§ **Task to carry out**
Look through the data below. Collect every line where the word "this" occurs.

§ **Exercise inputs**
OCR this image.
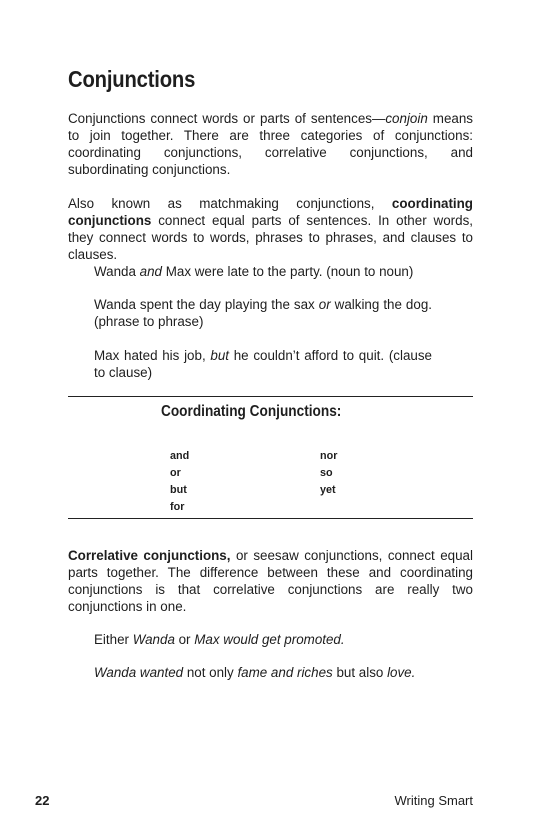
Conjunctions

Conjunctions connect words or parts of sentences—conjoin means to join together. There are three categories of conjunctions: coordinating conjunctions, correlative conjunctions, and subordinating conjunctions.

Also known as matchmaking conjunctions, coordinating conjunctions connect equal parts of sentences. In other words, they connect words to words, phrases to phrases, and clauses to clauses.

Wanda and Max were late to the party. (noun to noun)

Wanda spent the day playing the sax or walking the dog. (phrase to phrase)

Max hated his job, but he couldn’t afford to quit. (clause to clause)

Coordinating Conjunctions:
and
or
but
for
nor
so
yet

Correlative conjunctions, or seesaw conjunctions, connect equal parts together. The difference between these and coordinating conjunctions is that correlative conjunctions are really two conjunctions in one.

Either Wanda or Max would get promoted.

Wanda wanted not only fame and riches but also love.

22	Writing Smart
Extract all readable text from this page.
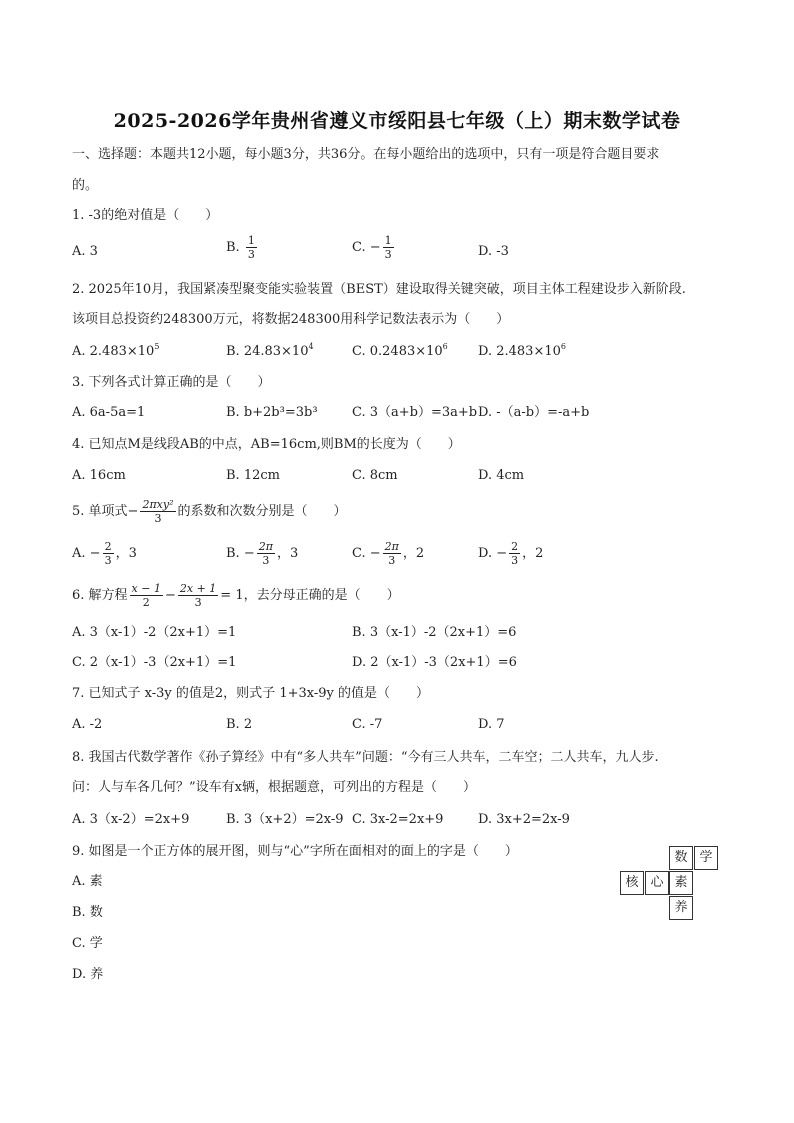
2025-2026学年贵州省遵义市绥阳县七年级（上）期末数学试卷
一、选择题：本题共12小题，每小题3分，共36分。在每小题给出的选项中，只有一项是符合题目要求
的。
1. -3的绝对值是（　　）
A. 3	B. $\frac{1}{3}$	C. − $\frac{1}{3}$	D. -3
2. 2025年10月，我国紧凑型聚变能实验装置（BEST）建设取得关键突破，项目主体工程建设步入新阶段.
该项目总投资约248300万元，将数据248300用科学记数法表示为（　　）
A. $2.483\times 10^5$	B. $24.83\times 10^4$	C. $0.2483\times 10^6$ D. $2.483\times 10^6$
3. 下列各式计算正确的是（　　）
A. 6a-5a=1	B. b+2b³=3b³	C. 3（a+b）=3a+b D. -（a-b）=-a+b
4. 已知点M是线段AB的中点，AB=16cm,则BM的长度为（　　）
A. 16cm	B. 12cm	C. 8cm	D. 4cm
5. 单项式− $\frac{\text{2πxy²}}{3}$ 的系数和次数分别是（　　）
A. − $\frac{2}{3}$ ，3	B. − $\frac{2\pi}{3}$ ，3	C. − $\frac{2\pi}{3}$ ，2	D. − $\frac{2}{3}$ ，2
6. 解方程 $\frac{x - 1}{2} - \frac{2x + 1}{3} = 1$，去分母正确的是（　　）
A. 3（x-1）-2（2x+1）=1	B. 3（x-1）-2（2x+1）=6
C. 2（x-1）-3（2x+1）=1	D. 2（x-1）-3（2x+1）=6
7. 已知式子 x-3y 的值是2，则式子 1+3x-9y 的值是（　　）
A. -2	B. 2	C. -7	D. 7
8. 我国古代数学著作《孙子算经》中有“多人共车”问题：“今有三人共车，二车空；二人共车，九人步.
问：人与车各几何？”设车有x辆，根据题意，可列出的方程是（　　）
A. 3（x-2）=2x+9	B. 3（x+2）=2x-9 C. 3x-2=2x+9	D. 3x+2=2x-9
9. 如图是一个正方体的展开图，则与“心”字所在面相对的面上的字是（　　）
A. 素
B. 数
C. 学
D. 养
数 学
核 心 素
养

§ **Completed task**
OCR this image.
Extract all readable text from this page.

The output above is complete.